* _Task instructions_
Reproduce every row below verbatim, omitting the pictures.

* _Given entries_
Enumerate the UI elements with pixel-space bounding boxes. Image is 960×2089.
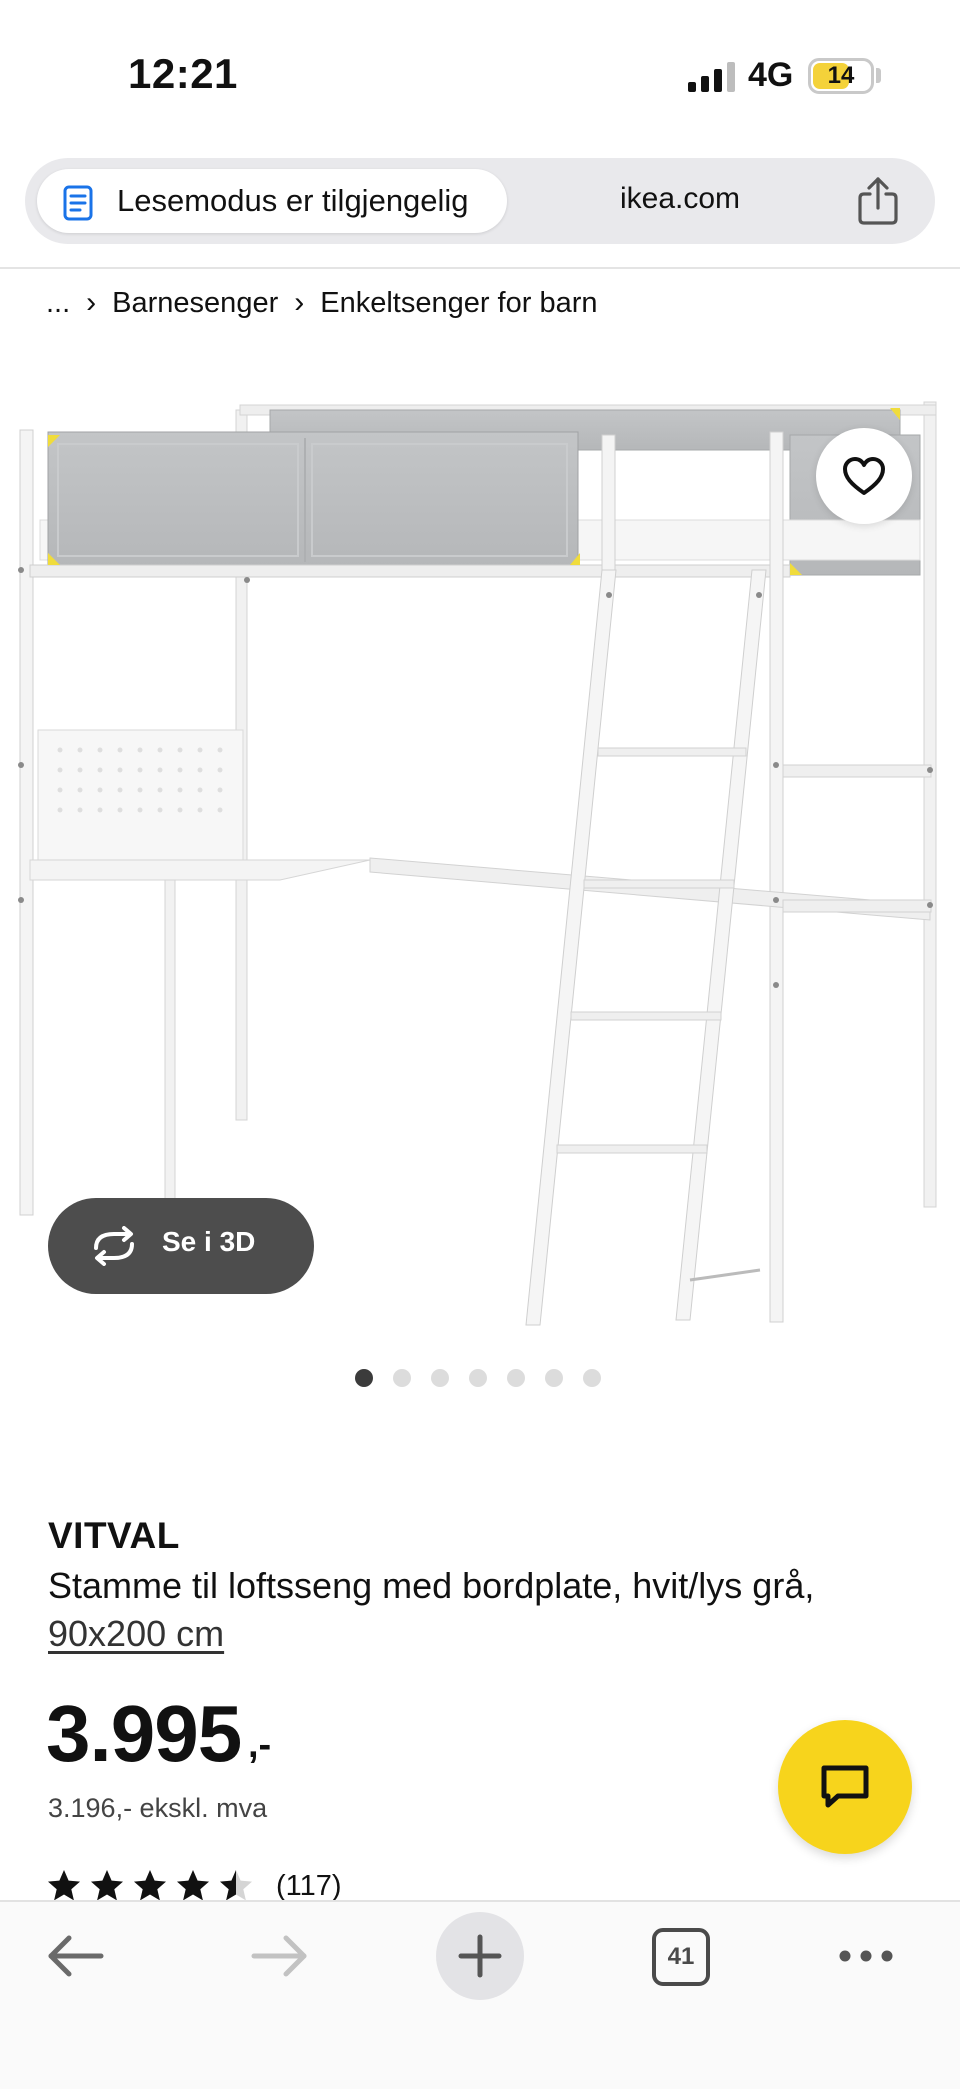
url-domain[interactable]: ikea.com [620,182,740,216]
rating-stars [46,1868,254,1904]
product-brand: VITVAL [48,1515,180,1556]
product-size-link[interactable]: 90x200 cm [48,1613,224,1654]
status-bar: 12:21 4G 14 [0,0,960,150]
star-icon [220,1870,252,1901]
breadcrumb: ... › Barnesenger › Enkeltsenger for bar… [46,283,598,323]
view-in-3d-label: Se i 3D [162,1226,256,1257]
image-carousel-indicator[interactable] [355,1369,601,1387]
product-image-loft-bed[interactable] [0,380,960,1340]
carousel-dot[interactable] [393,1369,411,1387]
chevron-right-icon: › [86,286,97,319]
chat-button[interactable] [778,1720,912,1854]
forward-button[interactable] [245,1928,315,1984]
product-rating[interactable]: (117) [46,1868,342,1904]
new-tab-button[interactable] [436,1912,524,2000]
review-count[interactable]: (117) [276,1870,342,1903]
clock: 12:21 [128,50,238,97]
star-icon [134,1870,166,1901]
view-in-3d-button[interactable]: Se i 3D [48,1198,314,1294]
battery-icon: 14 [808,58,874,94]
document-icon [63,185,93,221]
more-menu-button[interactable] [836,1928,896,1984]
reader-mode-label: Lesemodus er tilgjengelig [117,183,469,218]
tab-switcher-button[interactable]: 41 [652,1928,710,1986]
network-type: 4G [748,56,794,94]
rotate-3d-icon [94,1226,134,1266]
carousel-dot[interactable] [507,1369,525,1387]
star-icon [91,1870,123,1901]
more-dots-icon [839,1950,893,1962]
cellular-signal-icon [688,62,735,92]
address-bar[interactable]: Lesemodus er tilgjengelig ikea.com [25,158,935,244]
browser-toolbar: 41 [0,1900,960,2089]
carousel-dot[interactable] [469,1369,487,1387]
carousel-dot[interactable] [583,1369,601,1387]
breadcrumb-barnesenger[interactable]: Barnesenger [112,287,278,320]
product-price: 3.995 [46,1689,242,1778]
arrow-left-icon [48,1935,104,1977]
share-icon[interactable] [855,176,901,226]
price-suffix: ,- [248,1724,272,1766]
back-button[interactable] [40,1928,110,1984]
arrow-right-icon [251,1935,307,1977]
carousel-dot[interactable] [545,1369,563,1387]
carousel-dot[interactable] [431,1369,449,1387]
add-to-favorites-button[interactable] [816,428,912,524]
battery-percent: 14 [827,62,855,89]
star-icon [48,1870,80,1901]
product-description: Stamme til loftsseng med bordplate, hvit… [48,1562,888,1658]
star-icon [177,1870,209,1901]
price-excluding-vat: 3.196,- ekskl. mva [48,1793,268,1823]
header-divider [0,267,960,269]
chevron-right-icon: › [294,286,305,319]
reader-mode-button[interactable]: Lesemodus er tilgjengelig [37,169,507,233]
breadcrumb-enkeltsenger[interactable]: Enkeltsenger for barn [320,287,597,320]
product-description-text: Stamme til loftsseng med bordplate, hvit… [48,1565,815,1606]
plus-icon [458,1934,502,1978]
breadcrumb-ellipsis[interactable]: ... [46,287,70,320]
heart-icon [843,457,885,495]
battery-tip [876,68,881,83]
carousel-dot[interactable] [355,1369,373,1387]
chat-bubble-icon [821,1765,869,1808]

* _Answer to the exercise_
Enumerate the UI elements with pixel-space bounding boxes. Image is 960×2089.
url-domain[interactable]: ikea.com [620,182,740,216]
rating-stars [46,1868,254,1904]
product-brand: VITVAL [48,1515,180,1556]
product-size-link[interactable]: 90x200 cm [48,1613,224,1654]
status-bar: 12:21 4G 14 [0,0,960,150]
star-icon [220,1870,252,1901]
breadcrumb: ... › Barnesenger › Enkeltsenger for bar… [46,283,598,323]
view-in-3d-label: Se i 3D [162,1226,256,1257]
image-carousel-indicator[interactable] [355,1369,601,1387]
product-image-loft-bed[interactable] [0,380,960,1340]
carousel-dot[interactable] [393,1369,411,1387]
chevron-right-icon: › [86,286,97,319]
chat-button[interactable] [778,1720,912,1854]
forward-button[interactable] [245,1928,315,1984]
product-rating[interactable]: (117) [46,1868,342,1904]
new-tab-button[interactable] [436,1912,524,2000]
review-count[interactable]: (117) [276,1870,342,1903]
clock: 12:21 [128,50,238,97]
star-icon [134,1870,166,1901]
view-in-3d-button[interactable]: Se i 3D [48,1198,314,1294]
battery-icon: 14 [808,58,874,94]
document-icon [63,185,93,221]
more-menu-button[interactable] [836,1928,896,1984]
reader-mode-label: Lesemodus er tilgjengelig [117,183,469,218]
tab-switcher-button[interactable]: 41 [652,1928,710,1986]
network-type: 4G [748,56,794,94]
rotate-3d-icon [94,1226,134,1266]
carousel-dot[interactable] [507,1369,525,1387]
star-icon [91,1870,123,1901]
more-dots-icon [839,1950,893,1962]
cellular-signal-icon [688,62,735,92]
address-bar[interactable]: Lesemodus er tilgjengelig ikea.com [25,158,935,244]
browser-toolbar: 41 [0,1900,960,2089]
carousel-dot[interactable] [469,1369,487,1387]
carousel-dot[interactable] [583,1369,601,1387]
breadcrumb-barnesenger[interactable]: Barnesenger [112,287,278,320]
product-price: 3.995 [46,1689,242,1778]
arrow-left-icon [48,1935,104,1977]
share-icon[interactable] [855,176,901,226]
price-suffix: ,- [248,1724,272,1766]
back-button[interactable] [40,1928,110,1984]
arrow-right-icon [251,1935,307,1977]
carousel-dot[interactable] [545,1369,563,1387]
carousel-dot[interactable] [431,1369,449,1387]
add-to-favorites-button[interactable] [816,428,912,524]
battery-percent: 14 [827,62,855,89]
star-icon [48,1870,80,1901]
product-description: Stamme til loftsseng med bordplate, hvit… [48,1562,888,1658]
star-icon [177,1870,209,1901]
price-excluding-vat: 3.196,- ekskl. mva [48,1793,268,1823]
header-divider [0,267,960,269]
chevron-right-icon: › [294,286,305,319]
reader-mode-button[interactable]: Lesemodus er tilgjengelig [37,169,507,233]
breadcrumb-enkeltsenger[interactable]: Enkeltsenger for barn [320,287,597,320]
product-description-text: Stamme til loftsseng med bordplate, hvit… [48,1565,815,1606]
plus-icon [458,1934,502,1978]
breadcrumb-ellipsis[interactable]: ... [46,287,70,320]
heart-icon [843,457,885,495]
battery-tip [876,68,881,83]
carousel-dot[interactable] [355,1369,373,1387]
chat-bubble-icon [821,1765,869,1808]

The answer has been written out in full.